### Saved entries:
* Begin *

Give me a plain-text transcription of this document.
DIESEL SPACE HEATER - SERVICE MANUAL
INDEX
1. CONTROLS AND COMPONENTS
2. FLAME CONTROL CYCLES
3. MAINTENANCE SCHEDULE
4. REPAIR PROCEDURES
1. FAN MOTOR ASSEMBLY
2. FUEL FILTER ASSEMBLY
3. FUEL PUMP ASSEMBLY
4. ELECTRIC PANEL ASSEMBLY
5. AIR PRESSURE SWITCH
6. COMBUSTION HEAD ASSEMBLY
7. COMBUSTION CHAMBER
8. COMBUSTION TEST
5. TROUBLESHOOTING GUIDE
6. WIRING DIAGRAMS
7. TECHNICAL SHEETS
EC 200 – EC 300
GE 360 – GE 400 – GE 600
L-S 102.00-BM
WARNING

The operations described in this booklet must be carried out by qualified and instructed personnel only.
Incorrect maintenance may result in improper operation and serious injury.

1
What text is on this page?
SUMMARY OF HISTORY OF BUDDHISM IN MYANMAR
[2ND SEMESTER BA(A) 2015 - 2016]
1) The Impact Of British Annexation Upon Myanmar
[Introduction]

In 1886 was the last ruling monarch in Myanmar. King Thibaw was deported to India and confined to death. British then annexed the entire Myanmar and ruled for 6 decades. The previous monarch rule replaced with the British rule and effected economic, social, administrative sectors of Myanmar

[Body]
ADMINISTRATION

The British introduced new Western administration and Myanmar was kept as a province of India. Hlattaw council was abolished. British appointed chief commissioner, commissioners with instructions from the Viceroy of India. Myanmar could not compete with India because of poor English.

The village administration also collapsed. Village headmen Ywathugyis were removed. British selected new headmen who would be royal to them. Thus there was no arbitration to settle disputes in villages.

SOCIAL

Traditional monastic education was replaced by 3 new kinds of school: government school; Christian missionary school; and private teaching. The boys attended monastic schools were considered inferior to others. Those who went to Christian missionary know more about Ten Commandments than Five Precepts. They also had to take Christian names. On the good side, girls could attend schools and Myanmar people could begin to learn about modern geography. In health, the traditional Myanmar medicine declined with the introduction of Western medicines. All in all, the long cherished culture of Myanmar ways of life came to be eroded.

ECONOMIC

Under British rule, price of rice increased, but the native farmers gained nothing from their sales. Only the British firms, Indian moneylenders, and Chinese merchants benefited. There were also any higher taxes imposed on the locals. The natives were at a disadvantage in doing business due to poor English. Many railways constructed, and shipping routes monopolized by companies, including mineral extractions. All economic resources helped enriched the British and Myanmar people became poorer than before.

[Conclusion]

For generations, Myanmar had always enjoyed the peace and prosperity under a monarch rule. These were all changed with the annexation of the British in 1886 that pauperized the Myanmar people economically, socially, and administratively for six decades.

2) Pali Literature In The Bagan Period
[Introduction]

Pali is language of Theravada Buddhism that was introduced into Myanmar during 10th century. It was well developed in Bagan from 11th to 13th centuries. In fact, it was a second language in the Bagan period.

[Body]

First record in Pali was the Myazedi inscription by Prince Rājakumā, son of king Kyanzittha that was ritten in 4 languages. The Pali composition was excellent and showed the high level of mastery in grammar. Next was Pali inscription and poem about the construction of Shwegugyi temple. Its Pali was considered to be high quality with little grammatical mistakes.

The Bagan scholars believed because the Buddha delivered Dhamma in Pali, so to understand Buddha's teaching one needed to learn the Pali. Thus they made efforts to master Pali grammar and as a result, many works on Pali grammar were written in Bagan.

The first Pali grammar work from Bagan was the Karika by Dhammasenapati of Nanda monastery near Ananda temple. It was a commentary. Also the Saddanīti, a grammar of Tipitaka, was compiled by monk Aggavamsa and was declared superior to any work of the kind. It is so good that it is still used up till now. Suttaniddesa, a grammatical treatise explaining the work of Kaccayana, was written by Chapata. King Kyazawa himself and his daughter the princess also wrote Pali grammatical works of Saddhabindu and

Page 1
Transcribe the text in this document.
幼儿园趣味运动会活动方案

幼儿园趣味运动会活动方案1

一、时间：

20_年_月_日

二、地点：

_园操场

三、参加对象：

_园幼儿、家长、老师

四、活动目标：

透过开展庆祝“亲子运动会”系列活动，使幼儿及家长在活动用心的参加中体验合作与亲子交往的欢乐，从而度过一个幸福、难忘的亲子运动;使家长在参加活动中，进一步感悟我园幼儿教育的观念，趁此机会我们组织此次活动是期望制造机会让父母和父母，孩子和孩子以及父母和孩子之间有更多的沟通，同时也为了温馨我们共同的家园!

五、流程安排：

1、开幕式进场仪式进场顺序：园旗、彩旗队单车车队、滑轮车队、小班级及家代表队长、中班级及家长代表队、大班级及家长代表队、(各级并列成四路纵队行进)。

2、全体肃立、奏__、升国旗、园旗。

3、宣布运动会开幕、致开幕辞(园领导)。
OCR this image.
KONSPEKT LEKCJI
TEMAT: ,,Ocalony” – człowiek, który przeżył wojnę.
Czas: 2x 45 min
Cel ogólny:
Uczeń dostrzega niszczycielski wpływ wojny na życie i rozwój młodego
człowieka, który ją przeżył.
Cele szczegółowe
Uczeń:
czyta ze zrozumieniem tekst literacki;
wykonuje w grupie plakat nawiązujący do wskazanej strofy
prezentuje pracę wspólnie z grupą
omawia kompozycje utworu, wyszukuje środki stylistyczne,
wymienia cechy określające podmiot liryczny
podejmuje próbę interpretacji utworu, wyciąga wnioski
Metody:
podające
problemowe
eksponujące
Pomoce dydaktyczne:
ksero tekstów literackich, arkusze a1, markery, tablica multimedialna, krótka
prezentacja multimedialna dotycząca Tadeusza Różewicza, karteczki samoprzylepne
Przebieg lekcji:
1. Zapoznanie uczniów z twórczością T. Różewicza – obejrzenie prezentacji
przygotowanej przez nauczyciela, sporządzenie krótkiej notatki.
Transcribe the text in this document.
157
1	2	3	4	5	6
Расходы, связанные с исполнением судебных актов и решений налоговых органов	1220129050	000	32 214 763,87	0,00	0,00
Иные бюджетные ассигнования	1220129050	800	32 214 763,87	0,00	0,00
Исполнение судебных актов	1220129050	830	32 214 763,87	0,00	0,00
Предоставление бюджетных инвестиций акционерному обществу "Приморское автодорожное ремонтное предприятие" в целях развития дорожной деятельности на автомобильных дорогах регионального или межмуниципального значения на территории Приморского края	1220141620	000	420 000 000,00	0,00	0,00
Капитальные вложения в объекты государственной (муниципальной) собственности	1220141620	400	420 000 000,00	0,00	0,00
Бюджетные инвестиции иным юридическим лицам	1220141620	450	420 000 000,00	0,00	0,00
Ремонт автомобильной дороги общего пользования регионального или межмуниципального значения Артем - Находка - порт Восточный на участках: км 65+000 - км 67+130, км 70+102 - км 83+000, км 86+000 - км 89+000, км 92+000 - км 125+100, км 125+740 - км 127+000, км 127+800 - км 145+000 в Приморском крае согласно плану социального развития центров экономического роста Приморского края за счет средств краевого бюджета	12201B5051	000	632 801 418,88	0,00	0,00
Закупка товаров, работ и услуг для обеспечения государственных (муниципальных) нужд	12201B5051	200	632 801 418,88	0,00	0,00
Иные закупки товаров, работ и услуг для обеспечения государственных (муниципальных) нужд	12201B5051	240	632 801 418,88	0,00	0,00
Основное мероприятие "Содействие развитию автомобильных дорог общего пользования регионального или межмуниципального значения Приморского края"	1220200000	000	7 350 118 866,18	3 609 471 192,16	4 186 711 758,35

* End *

### Prompt:
Pull out each line of the entries that contains "decades".

### Answer to the task:
In 1886 was the last ruling monarch in Myanmar. King Thibaw was deported to India and confined to death. British then annexed the entire Myanmar and ruled for 6 decades. The previous monarch rule replaced with the British rule and effected economic, social, administrative sectors of Myanmar
For generations, Myanmar had always enjoyed the peace and prosperity under a monarch rule. These were all changed with the annexation of the British in 1886 that pauperized the Myanmar people economically, socially, and administratively for six decades.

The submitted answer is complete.